**Required work**: Identify the lines that contain the word "VERGLEICHSZEITRAUM" and copy each one.

**Input rows**:
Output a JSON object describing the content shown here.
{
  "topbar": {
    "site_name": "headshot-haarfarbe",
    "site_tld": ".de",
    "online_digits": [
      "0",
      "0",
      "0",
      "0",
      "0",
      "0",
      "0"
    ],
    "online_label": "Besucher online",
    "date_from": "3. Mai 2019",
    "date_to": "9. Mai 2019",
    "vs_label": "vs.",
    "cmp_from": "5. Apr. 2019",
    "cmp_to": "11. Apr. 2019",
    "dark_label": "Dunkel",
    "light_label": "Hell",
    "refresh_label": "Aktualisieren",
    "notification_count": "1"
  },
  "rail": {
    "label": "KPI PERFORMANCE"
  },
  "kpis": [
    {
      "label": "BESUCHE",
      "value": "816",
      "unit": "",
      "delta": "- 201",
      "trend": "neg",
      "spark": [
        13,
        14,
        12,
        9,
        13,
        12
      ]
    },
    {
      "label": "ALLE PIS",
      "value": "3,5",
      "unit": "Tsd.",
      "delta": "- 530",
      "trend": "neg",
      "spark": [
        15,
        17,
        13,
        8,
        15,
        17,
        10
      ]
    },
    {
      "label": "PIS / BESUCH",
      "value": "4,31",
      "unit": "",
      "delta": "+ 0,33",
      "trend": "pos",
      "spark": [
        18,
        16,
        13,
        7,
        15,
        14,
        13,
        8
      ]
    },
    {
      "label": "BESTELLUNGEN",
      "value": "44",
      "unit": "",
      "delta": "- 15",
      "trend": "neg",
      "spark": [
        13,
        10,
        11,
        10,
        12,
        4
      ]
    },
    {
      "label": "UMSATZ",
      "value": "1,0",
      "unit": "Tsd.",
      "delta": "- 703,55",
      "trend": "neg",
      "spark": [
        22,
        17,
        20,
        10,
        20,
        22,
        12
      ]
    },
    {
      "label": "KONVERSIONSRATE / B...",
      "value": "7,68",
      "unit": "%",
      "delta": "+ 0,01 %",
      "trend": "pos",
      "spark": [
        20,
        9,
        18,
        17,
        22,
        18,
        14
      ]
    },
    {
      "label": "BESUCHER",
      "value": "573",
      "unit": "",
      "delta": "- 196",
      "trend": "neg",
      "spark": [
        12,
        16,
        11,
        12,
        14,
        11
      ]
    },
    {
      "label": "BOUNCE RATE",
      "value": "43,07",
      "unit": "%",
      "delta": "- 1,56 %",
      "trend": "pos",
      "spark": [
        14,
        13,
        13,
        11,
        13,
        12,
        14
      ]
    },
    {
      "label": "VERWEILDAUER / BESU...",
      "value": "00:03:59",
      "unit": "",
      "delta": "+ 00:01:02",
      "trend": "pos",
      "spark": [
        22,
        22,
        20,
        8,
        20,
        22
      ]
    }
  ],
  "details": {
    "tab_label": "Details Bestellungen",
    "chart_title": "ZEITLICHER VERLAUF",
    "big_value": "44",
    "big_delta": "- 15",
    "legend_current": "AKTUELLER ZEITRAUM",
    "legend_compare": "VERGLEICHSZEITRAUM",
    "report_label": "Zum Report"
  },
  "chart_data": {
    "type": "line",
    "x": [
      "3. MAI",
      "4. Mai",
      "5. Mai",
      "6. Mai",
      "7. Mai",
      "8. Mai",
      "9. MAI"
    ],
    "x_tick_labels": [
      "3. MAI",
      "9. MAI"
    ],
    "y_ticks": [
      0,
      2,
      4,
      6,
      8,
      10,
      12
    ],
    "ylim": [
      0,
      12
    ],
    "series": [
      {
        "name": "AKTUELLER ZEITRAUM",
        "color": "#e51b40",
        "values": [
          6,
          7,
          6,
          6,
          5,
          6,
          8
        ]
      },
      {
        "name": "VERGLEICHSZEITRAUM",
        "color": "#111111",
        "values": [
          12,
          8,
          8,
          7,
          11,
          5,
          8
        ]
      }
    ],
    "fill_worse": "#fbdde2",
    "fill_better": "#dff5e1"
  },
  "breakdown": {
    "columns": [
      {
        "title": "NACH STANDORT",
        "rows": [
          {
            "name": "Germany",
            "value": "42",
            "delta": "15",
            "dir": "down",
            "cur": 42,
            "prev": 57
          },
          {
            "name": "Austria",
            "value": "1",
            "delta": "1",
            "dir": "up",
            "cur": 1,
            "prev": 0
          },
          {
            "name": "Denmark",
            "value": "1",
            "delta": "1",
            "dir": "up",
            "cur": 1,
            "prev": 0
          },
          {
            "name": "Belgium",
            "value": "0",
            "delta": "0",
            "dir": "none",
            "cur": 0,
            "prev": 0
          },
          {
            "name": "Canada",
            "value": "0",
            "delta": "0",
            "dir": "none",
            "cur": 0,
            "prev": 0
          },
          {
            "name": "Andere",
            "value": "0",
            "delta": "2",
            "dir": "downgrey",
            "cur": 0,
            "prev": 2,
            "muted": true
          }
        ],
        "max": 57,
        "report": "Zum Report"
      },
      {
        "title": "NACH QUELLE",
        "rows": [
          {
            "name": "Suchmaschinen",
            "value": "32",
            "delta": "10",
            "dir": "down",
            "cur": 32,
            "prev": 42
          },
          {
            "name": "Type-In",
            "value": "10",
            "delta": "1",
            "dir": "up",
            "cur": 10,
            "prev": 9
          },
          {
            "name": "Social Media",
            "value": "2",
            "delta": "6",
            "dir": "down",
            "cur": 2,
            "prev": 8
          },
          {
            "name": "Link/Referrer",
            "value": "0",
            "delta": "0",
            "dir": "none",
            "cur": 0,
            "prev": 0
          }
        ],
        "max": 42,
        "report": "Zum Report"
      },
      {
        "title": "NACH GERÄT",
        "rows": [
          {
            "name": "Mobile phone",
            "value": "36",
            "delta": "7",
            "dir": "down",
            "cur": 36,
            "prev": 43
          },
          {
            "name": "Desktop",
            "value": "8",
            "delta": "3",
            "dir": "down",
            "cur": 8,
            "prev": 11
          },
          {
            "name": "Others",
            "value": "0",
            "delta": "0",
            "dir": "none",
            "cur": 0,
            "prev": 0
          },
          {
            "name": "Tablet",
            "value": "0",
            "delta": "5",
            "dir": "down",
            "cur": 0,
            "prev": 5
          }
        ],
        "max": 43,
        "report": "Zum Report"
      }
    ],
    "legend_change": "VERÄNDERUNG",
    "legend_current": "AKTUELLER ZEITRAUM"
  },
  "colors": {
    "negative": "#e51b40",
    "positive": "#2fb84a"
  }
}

* * *

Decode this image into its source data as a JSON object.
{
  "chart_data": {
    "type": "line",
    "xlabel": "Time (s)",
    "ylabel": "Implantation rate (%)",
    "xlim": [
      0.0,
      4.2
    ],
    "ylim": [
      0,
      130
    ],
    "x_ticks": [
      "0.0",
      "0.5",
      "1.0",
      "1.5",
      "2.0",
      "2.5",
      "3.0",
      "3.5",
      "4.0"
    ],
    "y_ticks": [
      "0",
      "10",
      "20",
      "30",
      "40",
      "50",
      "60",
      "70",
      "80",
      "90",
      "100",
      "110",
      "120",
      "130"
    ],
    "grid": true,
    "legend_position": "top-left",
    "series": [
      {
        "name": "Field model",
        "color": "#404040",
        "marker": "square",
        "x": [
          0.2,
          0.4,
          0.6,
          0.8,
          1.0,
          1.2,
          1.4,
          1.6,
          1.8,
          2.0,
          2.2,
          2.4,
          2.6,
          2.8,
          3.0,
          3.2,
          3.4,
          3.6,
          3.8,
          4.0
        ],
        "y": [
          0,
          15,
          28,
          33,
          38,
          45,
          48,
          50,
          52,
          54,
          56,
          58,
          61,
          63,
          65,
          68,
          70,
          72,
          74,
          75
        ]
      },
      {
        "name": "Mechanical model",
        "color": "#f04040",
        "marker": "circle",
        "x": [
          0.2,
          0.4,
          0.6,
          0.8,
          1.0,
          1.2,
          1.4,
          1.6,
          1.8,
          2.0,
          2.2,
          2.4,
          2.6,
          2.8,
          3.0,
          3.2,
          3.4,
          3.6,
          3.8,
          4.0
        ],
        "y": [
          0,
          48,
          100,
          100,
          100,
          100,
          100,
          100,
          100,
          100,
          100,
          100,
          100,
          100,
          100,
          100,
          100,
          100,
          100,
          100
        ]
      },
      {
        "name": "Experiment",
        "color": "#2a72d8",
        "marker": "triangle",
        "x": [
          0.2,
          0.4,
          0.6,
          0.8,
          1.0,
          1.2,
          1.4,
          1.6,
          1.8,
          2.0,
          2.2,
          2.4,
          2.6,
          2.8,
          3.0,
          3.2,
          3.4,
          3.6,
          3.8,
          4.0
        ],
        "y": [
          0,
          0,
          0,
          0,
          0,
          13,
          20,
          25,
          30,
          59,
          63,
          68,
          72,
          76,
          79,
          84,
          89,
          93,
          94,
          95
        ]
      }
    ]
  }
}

**Worked answer**:
    "legend_compare": "VERGLEICHSZEITRAUM",
        "name": "VERGLEICHSZEITRAUM",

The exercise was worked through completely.